# start of Rows

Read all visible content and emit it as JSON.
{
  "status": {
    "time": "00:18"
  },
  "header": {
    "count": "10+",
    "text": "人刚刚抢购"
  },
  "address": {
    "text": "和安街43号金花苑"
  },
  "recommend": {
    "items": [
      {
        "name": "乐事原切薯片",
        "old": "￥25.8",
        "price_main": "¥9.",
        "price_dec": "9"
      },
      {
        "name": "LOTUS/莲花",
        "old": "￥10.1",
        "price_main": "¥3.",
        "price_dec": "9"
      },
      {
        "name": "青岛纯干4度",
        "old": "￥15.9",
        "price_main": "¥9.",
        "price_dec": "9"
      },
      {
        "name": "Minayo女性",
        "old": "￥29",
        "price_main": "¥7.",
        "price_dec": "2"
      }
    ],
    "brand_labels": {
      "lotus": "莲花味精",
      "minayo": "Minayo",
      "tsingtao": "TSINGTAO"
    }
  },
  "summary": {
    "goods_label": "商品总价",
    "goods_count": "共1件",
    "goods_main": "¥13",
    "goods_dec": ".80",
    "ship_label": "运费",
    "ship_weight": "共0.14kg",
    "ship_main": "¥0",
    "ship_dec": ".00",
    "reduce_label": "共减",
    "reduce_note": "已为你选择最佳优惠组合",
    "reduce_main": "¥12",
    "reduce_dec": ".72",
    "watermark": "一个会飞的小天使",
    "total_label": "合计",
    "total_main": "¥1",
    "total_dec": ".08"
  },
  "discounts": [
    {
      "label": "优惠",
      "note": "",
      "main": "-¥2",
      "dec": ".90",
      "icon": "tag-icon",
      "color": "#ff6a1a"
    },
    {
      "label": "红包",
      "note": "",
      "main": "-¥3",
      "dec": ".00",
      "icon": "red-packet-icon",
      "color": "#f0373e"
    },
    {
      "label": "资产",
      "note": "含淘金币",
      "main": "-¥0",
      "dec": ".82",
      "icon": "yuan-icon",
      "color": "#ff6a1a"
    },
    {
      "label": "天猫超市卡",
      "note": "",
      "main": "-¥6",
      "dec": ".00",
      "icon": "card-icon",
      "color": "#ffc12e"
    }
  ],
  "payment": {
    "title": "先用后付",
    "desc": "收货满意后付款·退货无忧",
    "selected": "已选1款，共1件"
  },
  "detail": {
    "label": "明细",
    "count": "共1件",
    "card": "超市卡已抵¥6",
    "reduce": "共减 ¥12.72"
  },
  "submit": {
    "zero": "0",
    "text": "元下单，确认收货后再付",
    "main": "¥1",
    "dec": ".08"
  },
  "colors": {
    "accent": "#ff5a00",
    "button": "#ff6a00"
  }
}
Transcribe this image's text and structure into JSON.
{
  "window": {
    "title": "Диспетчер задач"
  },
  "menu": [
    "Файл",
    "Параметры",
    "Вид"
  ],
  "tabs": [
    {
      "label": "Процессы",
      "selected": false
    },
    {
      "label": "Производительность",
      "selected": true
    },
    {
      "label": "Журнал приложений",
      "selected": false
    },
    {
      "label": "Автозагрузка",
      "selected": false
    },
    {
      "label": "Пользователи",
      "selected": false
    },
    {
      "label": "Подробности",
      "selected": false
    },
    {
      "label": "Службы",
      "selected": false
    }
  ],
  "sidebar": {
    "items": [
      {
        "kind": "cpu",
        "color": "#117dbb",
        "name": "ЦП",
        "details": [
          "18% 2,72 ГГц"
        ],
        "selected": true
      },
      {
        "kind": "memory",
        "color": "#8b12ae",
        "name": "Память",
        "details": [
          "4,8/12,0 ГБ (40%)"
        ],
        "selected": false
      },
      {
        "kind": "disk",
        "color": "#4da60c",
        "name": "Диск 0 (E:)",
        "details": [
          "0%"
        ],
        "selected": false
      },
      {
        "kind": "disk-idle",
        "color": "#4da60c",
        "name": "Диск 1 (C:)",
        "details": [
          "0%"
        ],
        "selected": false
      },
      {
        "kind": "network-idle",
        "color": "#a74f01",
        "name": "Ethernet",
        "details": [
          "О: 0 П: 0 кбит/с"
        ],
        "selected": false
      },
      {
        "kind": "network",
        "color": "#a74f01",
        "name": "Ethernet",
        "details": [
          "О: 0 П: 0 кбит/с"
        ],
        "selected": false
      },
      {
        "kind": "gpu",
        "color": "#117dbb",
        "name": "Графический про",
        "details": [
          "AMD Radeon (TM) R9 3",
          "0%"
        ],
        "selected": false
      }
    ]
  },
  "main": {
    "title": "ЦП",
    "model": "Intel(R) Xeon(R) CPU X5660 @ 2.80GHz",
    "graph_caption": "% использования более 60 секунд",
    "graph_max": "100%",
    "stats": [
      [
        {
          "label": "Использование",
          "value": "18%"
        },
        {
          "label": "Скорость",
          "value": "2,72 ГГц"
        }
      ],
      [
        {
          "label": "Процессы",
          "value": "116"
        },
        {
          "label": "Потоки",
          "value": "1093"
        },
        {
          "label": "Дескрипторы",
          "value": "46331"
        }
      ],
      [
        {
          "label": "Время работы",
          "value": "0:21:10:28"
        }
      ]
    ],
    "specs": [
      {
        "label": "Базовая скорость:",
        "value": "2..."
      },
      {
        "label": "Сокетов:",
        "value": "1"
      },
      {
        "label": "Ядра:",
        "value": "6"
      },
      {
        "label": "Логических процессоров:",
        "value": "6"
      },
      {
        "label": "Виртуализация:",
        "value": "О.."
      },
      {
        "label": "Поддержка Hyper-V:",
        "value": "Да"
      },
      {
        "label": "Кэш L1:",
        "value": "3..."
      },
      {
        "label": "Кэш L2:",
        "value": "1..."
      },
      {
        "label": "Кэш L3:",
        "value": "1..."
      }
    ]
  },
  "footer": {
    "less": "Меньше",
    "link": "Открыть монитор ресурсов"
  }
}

# end of Rows

- _Task prompt_: Tell how many lines in the material above include the word "text", giving the number only.

- _Exercise result_: 4